>> Start

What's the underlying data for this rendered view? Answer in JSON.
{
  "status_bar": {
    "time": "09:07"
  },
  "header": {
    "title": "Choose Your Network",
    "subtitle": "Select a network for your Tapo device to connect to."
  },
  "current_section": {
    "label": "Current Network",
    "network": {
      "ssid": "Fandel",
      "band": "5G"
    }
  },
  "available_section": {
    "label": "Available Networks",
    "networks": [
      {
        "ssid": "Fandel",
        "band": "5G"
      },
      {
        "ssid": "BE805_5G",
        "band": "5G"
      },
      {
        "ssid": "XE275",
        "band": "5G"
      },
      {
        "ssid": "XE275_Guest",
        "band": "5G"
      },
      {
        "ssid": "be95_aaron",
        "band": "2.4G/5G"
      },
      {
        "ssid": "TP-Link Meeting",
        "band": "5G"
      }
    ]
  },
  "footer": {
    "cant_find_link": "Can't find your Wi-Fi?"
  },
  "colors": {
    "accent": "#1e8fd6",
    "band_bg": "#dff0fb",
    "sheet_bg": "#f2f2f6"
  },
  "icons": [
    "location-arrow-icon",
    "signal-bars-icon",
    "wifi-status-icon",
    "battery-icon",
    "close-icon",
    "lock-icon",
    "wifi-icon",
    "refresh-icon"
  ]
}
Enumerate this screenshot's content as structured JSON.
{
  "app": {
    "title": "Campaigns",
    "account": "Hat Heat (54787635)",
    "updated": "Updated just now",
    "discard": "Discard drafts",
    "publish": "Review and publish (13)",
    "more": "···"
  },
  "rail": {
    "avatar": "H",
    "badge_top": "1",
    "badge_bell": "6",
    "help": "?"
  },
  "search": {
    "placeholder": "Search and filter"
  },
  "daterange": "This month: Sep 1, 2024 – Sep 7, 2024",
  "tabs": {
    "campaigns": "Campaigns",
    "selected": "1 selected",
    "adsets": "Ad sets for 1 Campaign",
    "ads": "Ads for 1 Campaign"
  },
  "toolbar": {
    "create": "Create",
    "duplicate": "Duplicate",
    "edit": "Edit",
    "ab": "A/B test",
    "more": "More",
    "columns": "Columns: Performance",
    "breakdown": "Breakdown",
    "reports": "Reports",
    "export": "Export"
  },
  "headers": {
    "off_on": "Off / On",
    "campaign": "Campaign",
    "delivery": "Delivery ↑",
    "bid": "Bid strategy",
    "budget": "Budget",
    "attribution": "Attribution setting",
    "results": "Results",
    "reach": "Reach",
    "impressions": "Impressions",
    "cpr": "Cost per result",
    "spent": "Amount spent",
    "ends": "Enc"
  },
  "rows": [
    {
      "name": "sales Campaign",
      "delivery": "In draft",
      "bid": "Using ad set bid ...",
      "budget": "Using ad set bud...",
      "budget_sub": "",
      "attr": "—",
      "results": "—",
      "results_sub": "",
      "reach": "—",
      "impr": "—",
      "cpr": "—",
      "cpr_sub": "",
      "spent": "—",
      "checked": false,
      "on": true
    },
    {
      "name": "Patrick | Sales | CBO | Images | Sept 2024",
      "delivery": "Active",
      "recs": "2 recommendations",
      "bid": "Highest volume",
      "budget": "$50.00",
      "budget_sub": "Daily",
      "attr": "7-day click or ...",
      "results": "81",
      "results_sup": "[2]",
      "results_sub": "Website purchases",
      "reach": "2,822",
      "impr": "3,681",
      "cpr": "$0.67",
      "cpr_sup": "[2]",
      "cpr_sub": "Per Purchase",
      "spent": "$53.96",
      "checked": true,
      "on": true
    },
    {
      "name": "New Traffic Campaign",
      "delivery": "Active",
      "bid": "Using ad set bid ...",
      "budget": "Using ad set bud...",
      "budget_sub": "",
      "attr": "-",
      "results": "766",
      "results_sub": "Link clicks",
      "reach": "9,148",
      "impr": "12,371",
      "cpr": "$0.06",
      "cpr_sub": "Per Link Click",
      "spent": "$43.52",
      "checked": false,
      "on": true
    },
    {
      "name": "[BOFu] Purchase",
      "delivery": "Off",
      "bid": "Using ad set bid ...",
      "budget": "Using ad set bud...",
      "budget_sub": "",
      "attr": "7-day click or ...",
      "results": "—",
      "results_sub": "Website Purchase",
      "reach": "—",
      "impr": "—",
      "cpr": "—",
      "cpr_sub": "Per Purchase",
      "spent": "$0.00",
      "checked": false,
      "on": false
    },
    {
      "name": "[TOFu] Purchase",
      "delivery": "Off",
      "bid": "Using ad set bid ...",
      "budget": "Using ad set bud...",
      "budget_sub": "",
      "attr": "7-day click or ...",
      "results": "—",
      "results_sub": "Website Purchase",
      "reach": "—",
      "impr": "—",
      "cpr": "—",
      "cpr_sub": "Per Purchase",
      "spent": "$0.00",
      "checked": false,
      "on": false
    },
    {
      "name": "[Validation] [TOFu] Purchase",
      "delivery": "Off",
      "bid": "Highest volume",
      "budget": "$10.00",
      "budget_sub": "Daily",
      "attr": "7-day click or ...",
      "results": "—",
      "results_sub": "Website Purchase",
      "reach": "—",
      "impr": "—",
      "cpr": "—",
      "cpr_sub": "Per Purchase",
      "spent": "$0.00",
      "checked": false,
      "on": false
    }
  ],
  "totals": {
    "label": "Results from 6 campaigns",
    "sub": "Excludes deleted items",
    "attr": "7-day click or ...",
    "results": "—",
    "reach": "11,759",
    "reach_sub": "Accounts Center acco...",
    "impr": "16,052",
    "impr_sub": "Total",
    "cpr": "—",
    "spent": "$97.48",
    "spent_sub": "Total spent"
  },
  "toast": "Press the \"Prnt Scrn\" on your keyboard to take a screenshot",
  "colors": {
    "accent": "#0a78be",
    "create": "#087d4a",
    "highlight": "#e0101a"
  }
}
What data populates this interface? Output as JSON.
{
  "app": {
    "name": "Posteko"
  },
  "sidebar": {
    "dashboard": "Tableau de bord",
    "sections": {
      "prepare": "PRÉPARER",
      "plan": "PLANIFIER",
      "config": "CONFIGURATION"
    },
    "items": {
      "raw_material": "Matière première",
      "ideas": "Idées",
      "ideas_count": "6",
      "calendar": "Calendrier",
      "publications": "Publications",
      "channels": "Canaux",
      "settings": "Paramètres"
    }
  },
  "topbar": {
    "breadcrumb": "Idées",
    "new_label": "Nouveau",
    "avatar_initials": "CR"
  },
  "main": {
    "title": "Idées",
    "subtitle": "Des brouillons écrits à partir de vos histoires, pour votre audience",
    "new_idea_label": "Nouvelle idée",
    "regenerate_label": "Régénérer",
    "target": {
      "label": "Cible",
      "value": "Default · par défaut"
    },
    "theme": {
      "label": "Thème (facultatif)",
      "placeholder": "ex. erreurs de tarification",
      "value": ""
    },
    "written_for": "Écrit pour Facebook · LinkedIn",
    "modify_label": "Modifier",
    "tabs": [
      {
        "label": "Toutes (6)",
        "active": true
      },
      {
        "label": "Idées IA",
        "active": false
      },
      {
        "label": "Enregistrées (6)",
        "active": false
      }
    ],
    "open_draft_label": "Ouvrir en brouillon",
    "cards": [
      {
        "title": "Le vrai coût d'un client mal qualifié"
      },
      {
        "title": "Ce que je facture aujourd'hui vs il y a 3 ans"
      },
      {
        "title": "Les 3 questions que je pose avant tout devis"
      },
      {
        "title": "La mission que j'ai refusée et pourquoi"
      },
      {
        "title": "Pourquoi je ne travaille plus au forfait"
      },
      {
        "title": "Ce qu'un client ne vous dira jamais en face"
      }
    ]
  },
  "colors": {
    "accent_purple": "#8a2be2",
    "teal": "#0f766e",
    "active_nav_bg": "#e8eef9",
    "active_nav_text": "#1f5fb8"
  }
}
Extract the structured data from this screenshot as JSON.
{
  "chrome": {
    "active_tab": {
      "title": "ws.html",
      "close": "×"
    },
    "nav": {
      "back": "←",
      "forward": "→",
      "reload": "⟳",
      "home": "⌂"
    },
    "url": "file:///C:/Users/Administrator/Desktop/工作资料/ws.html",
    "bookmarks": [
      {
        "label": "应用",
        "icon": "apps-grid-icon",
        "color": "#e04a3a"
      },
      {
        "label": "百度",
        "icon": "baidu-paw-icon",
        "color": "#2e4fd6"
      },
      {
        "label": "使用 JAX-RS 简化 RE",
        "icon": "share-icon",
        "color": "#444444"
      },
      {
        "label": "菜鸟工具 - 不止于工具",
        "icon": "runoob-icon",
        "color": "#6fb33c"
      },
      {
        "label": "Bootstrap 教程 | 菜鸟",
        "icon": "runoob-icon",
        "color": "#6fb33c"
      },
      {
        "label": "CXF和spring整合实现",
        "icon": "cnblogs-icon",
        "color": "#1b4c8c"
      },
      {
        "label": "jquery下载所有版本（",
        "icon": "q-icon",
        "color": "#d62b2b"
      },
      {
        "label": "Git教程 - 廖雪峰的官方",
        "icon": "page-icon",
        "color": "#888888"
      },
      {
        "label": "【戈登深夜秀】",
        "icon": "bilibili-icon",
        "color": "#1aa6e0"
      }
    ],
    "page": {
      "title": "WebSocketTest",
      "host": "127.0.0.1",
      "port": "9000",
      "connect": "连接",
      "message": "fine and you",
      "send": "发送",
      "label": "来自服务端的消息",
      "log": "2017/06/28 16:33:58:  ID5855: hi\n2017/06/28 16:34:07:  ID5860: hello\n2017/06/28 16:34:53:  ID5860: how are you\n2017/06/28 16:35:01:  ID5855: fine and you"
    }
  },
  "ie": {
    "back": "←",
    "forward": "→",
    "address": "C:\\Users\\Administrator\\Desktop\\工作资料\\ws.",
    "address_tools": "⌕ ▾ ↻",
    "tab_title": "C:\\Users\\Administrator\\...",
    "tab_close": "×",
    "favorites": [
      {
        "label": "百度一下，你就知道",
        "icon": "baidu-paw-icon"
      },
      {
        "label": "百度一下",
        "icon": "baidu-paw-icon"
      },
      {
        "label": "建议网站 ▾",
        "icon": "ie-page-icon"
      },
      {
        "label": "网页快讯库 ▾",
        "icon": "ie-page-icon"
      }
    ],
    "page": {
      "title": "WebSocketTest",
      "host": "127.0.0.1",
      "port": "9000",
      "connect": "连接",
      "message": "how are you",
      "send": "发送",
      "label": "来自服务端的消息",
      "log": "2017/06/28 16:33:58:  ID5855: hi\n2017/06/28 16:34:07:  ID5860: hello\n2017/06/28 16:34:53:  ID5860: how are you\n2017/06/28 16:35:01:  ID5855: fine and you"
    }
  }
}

>> End

- Exercise details
From the data above, copy out every line with the string "工作资料" in it.

- Output of the exercise
    "url": "file:///C:/Users/Administrator/Desktop/工作资料/ws.html",
    "address": "C:\\Users\\Administrator\\Desktop\\工作资料\\ws.",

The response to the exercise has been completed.